[Records from a data source]
========================================================================
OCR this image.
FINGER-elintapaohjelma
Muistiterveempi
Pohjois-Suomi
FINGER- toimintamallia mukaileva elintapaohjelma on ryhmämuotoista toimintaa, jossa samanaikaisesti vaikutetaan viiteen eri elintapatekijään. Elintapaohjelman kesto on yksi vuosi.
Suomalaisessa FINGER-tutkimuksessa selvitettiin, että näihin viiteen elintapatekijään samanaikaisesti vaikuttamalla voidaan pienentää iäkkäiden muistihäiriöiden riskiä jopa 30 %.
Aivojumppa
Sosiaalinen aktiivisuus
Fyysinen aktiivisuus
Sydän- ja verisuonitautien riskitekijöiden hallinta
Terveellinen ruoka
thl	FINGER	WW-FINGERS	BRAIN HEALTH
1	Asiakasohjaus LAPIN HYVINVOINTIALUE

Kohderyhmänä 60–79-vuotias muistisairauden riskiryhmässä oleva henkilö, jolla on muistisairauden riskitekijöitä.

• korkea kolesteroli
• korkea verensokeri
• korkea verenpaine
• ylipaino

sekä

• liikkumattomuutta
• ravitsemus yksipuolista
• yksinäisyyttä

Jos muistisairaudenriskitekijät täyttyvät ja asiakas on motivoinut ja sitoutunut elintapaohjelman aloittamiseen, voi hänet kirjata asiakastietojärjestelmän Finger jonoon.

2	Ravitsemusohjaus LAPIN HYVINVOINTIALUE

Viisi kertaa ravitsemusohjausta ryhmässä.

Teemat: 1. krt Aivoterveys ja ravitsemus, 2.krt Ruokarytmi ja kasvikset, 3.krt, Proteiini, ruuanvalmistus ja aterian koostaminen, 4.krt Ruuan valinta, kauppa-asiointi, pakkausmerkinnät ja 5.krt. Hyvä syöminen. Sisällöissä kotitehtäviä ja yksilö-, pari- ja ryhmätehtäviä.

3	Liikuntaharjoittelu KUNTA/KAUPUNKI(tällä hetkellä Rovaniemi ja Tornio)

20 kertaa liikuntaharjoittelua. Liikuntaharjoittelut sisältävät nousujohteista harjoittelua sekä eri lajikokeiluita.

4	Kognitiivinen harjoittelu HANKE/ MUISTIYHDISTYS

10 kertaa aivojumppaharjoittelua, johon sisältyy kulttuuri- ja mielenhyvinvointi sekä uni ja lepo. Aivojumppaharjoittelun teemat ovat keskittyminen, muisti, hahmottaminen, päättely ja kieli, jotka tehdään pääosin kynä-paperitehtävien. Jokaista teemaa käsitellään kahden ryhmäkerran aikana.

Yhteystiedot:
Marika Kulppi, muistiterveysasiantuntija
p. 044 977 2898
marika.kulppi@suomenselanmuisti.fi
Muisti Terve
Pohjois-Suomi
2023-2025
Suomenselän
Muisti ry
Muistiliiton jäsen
========================================================================
EXERCISE INSTRUCTIONS: Your answer should be a single number: how many lines in the data above include "HYVINVOINTIALUE"?

THE REPLY: 2